**Material supplied:**

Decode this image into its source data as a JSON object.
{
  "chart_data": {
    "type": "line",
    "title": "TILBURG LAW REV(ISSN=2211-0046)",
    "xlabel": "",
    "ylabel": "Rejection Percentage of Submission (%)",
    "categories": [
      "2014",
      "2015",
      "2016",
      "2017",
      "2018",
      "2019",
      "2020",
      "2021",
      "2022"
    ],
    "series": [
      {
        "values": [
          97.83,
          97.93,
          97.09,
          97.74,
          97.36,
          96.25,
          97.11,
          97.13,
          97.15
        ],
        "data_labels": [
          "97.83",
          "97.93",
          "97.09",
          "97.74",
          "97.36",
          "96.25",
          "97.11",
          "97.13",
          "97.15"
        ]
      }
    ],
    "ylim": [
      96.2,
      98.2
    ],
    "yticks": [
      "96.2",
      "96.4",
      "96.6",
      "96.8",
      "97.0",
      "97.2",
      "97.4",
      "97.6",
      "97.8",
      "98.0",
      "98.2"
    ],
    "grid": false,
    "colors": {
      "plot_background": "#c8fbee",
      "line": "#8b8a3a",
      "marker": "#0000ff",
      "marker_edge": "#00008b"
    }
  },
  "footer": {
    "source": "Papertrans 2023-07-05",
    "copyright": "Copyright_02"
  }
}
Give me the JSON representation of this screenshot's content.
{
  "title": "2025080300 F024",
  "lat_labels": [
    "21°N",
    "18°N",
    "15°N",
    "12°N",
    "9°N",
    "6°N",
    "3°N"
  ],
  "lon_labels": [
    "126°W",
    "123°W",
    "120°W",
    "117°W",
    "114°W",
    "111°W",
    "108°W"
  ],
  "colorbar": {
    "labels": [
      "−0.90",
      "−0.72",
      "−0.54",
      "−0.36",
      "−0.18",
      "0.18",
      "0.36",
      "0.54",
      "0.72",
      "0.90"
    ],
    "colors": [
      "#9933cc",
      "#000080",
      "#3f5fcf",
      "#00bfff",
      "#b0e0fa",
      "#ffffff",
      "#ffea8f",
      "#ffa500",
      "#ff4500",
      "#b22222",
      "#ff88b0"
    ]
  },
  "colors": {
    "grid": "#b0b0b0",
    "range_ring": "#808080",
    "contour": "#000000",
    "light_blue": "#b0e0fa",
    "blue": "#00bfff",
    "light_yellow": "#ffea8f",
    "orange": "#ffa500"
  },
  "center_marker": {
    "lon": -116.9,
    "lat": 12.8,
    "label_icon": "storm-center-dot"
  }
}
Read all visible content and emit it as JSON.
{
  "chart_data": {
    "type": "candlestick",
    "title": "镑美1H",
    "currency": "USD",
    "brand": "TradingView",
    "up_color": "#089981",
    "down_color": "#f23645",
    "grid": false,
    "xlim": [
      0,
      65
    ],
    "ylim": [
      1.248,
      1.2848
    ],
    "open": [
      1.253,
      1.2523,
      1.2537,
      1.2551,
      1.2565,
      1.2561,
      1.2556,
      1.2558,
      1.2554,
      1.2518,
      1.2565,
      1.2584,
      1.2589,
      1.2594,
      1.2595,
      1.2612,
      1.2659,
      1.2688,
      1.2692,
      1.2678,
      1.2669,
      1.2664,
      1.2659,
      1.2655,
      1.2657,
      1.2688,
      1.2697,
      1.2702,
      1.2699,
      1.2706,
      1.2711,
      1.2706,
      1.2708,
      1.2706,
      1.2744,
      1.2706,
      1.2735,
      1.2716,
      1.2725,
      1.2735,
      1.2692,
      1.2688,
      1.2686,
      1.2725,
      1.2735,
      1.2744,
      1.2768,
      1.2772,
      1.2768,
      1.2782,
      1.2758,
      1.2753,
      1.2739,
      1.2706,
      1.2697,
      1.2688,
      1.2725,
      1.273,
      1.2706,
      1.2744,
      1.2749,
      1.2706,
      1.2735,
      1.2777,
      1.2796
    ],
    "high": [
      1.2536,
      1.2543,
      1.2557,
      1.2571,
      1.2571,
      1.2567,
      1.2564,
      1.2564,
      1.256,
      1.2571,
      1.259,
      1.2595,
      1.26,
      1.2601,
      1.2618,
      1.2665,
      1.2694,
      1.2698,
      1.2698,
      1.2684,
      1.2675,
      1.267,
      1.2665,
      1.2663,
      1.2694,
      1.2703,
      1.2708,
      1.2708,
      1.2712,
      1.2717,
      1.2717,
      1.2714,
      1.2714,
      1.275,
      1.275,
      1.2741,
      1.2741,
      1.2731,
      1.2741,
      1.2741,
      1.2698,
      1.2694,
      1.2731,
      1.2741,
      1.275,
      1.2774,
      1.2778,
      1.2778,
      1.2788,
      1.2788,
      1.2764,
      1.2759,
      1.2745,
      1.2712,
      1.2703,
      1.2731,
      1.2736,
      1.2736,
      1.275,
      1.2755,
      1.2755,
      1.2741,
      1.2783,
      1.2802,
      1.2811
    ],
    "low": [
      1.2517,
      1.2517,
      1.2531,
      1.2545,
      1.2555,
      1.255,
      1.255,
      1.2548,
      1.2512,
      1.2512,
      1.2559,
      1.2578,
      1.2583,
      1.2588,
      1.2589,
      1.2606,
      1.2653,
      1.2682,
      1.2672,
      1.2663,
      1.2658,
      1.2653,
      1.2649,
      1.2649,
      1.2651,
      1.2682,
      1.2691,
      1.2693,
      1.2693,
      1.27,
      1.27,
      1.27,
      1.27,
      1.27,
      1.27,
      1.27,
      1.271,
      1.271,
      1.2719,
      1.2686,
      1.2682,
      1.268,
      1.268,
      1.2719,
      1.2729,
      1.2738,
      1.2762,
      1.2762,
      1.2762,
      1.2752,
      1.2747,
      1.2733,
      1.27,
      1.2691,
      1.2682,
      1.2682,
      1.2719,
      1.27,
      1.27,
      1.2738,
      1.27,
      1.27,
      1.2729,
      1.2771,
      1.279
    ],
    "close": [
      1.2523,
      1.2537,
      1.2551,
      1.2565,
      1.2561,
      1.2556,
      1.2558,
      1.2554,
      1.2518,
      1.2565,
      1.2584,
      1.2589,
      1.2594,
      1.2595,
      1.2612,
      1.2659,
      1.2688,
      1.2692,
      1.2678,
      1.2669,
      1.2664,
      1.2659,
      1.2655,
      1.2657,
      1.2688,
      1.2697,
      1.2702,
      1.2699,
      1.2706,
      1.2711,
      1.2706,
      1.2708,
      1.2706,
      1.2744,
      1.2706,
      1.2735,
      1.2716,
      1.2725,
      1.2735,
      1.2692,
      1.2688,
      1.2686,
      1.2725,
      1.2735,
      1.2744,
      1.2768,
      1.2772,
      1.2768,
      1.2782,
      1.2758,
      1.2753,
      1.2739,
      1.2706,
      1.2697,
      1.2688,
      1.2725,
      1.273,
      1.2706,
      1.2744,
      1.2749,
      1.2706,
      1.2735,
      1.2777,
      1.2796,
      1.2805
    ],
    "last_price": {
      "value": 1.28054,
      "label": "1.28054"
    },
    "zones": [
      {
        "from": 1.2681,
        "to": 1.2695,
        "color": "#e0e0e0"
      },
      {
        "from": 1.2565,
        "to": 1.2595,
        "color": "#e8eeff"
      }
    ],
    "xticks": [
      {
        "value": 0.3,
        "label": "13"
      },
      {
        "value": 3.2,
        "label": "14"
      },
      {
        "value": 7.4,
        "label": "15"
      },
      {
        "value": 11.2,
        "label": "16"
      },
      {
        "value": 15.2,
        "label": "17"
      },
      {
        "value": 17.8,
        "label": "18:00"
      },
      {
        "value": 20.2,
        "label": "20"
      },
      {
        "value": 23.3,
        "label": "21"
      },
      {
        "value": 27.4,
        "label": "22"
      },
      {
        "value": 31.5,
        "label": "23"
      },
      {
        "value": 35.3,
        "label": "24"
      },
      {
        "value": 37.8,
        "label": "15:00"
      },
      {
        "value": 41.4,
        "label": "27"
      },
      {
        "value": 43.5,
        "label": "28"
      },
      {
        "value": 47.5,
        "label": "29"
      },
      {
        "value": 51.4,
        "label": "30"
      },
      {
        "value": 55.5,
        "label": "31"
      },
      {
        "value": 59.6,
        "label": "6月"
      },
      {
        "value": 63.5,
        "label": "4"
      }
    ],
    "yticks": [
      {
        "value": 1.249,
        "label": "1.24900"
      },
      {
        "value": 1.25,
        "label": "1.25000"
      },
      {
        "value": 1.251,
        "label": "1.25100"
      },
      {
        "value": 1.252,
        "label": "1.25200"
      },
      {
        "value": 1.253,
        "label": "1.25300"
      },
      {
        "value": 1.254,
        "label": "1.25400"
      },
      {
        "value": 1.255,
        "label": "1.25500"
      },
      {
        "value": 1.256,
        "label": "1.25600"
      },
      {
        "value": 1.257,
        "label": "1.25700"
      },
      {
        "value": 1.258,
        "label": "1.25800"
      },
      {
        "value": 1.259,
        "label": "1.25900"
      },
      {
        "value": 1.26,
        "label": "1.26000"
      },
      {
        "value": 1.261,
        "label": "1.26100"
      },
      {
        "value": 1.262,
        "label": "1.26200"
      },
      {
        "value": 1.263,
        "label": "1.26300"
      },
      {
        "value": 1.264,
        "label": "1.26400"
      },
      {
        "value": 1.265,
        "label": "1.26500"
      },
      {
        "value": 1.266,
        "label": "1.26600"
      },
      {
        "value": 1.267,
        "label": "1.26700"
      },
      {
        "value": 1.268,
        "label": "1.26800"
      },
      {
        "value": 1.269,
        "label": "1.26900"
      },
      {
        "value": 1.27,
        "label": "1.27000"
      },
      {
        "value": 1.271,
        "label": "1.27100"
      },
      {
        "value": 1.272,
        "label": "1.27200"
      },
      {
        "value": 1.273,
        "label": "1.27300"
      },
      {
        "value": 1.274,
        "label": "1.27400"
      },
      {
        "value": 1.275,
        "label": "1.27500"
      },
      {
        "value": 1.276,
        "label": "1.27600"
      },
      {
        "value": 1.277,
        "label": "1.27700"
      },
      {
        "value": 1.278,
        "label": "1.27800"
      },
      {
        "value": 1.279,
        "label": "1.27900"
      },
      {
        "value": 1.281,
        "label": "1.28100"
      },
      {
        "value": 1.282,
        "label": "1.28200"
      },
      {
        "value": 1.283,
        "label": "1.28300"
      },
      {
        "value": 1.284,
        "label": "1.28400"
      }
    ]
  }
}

**Written exercise:**
Show every line of the listing in which the string "this" can be found.

**Finished answer:**
Decode this image into its source data as a JSON object.
Give me the JSON representation of this screenshot's content.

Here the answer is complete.